╔══

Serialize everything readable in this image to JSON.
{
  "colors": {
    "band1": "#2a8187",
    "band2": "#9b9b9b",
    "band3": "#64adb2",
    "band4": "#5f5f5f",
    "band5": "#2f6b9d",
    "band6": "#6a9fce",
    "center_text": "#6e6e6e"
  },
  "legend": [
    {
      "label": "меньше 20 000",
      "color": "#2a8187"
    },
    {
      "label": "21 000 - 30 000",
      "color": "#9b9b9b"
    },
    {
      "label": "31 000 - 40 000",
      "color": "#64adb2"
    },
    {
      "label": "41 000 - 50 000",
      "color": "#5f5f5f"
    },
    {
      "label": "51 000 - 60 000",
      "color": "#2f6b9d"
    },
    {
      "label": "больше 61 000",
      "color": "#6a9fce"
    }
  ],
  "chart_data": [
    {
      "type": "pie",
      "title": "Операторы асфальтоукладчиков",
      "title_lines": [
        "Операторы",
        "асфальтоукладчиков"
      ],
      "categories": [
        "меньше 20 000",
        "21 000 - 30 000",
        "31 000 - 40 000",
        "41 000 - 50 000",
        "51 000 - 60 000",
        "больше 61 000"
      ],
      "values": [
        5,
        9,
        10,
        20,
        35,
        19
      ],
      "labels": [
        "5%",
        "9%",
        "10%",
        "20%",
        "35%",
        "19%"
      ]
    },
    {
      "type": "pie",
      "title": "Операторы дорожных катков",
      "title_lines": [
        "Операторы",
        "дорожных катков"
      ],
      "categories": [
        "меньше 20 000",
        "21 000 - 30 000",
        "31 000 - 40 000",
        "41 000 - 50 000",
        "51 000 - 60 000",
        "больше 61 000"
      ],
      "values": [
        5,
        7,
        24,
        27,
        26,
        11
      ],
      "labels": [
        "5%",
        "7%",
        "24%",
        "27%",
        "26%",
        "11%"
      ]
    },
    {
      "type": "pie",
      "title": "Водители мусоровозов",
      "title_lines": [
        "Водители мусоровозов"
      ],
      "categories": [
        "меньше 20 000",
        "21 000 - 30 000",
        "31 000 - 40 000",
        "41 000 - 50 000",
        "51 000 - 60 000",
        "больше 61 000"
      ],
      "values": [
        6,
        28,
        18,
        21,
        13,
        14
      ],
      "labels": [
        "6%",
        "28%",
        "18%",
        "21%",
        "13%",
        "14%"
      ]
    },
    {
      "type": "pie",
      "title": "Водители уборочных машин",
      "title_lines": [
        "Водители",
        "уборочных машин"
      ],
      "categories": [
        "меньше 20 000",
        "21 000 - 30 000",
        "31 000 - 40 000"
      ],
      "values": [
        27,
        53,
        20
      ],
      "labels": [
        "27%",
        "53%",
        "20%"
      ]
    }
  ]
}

╚══

Brief: Identify how many lines in the entries above contain the word "асфальтоукладчиков" and provide only that figure.

Full response: 2